>> Start Record extracts
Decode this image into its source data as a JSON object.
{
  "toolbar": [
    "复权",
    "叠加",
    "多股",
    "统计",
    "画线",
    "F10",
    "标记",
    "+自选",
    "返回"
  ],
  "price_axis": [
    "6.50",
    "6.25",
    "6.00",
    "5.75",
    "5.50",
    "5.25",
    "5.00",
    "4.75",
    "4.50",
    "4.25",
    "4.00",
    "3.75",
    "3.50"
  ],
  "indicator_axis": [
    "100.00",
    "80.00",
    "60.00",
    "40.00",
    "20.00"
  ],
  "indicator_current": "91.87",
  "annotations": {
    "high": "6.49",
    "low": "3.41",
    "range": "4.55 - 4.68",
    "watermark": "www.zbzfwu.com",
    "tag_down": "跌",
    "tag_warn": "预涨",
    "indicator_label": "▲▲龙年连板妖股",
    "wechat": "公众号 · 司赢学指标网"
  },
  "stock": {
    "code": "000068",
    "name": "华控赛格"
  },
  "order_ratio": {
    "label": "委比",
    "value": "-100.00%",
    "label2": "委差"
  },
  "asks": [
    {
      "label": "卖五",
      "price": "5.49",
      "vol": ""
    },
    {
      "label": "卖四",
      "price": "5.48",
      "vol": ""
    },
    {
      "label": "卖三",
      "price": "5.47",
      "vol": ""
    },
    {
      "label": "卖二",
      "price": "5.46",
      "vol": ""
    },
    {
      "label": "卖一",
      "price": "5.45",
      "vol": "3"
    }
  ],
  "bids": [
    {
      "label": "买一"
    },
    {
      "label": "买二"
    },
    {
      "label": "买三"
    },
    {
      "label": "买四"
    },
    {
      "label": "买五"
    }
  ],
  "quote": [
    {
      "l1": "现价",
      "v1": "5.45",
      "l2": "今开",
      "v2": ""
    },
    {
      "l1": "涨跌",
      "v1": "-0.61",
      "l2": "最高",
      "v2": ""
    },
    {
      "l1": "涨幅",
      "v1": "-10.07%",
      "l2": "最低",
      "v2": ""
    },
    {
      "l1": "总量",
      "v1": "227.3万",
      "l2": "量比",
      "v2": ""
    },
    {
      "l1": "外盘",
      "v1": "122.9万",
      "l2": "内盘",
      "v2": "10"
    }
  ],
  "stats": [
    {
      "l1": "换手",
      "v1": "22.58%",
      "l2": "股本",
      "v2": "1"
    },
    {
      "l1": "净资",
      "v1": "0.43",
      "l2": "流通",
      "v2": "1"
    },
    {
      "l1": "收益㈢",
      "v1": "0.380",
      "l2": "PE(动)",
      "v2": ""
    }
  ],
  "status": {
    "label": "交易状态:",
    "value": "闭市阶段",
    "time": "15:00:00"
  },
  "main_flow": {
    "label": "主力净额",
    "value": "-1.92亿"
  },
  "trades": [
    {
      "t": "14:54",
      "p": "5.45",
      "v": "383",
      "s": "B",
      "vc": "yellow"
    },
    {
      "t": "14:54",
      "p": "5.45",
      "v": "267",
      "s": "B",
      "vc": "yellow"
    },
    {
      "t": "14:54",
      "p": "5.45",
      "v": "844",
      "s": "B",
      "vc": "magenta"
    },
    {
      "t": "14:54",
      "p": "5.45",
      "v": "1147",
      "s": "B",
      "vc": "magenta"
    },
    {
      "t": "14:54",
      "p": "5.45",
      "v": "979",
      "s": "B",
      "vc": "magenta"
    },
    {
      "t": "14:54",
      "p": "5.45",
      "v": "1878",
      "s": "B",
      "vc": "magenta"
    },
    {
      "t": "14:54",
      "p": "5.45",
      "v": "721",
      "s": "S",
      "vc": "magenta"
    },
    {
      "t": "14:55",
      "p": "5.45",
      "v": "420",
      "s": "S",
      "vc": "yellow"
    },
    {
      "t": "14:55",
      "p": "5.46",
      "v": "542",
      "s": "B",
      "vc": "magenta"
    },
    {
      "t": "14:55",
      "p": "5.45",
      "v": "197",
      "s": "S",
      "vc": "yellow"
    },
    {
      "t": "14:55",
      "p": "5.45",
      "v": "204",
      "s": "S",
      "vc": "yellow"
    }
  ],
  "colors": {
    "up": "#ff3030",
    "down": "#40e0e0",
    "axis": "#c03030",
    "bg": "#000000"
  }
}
>> End Record extracts
== Aim of the task ==
Extract all of the data above and output it character for character.

== Exercise result ==
Decode this image into its source data as a JSON object.
{
  "toolbar": [
    "复权",
    "叠加",
    "多股",
    "统计",
    "画线",
    "F10",
    "标记",
    "+自选",
    "返回"
  ],
  "price_axis": [
    "6.50",
    "6.25",
    "6.00",
    "5.75",
    "5.50",
    "5.25",
    "5.00",
    "4.75",
    "4.50",
    "4.25",
    "4.00",
    "3.75",
    "3.50"
  ],
  "indicator_axis": [
    "100.00",
    "80.00",
    "60.00",
    "40.00",
    "20.00"
  ],
  "indicator_current": "91.87",
  "annotations": {
    "high": "6.49",
    "low": "3.41",
    "range": "4.55 - 4.68",
    "watermark": "www.zbzfwu.com",
    "tag_down": "跌",
    "tag_warn": "预涨",
    "indicator_label": "▲▲龙年连板妖股",
    "wechat": "公众号 · 司赢学指标网"
  },
  "stock": {
    "code": "000068",
    "name": "华控赛格"
  },
  "order_ratio": {
    "label": "委比",
    "value": "-100.00%",
    "label2": "委差"
  },
  "asks": [
    {
      "label": "卖五",
      "price": "5.49",
      "vol": ""
    },
    {
      "label": "卖四",
      "price": "5.48",
      "vol": ""
    },
    {
      "label": "卖三",
      "price": "5.47",
      "vol": ""
    },
    {
      "label": "卖二",
      "price": "5.46",
      "vol": ""
    },
    {
      "label": "卖一",
      "price": "5.45",
      "vol": "3"
    }
  ],
  "bids": [
    {
      "label": "买一"
    },
    {
      "label": "买二"
    },
    {
      "label": "买三"
    },
    {
      "label": "买四"
    },
    {
      "label": "买五"
    }
  ],
  "quote": [
    {
      "l1": "现价",
      "v1": "5.45",
      "l2": "今开",
      "v2": ""
    },
    {
      "l1": "涨跌",
      "v1": "-0.61",
      "l2": "最高",
      "v2": ""
    },
    {
      "l1": "涨幅",
      "v1": "-10.07%",
      "l2": "最低",
      "v2": ""
    },
    {
      "l1": "总量",
      "v1": "227.3万",
      "l2": "量比",
      "v2": ""
    },
    {
      "l1": "外盘",
      "v1": "122.9万",
      "l2": "内盘",
      "v2": "10"
    }
  ],
  "stats": [
    {
      "l1": "换手",
      "v1": "22.58%",
      "l2": "股本",
      "v2": "1"
    },
    {
      "l1": "净资",
      "v1": "0.43",
      "l2": "流通",
      "v2": "1"
    },
    {
      "l1": "收益㈢",
      "v1": "0.380",
      "l2": "PE(动)",
      "v2": ""
    }
  ],
  "status": {
    "label": "交易状态:",
    "value": "闭市阶段",
    "time": "15:00:00"
  },
  "main_flow": {
    "label": "主力净额",
    "value": "-1.92亿"
  },
  "trades": [
    {
      "t": "14:54",
      "p": "5.45",
      "v": "383",
      "s": "B",
      "vc": "yellow"
    },
    {
      "t": "14:54",
      "p": "5.45",
      "v": "267",
      "s": "B",
      "vc": "yellow"
    },
    {
      "t": "14:54",
      "p": "5.45",
      "v": "844",
      "s": "B",
      "vc": "magenta"
    },
    {
      "t": "14:54",
      "p": "5.45",
      "v": "1147",
      "s": "B",
      "vc": "magenta"
    },
    {
      "t": "14:54",
      "p": "5.45",
      "v": "979",
      "s": "B",
      "vc": "magenta"
    },
    {
      "t": "14:54",
      "p": "5.45",
      "v": "1878",
      "s": "B",
      "vc": "magenta"
    },
    {
      "t": "14:54",
      "p": "5.45",
      "v": "721",
      "s": "S",
      "vc": "magenta"
    },
    {
      "t": "14:55",
      "p": "5.45",
      "v": "420",
      "s": "S",
      "vc": "yellow"
    },
    {
      "t": "14:55",
      "p": "5.46",
      "v": "542",
      "s": "B",
      "vc": "magenta"
    },
    {
      "t": "14:55",
      "p": "5.45",
      "v": "197",
      "s": "S",
      "vc": "yellow"
    },
    {
      "t": "14:55",
      "p": "5.45",
      "v": "204",
      "s": "S",
      "vc": "yellow"
    }
  ],
  "colors": {
    "up": "#ff3030",
    "down": "#40e0e0",
    "axis": "#c03030",
    "bg": "#000000"
  }
}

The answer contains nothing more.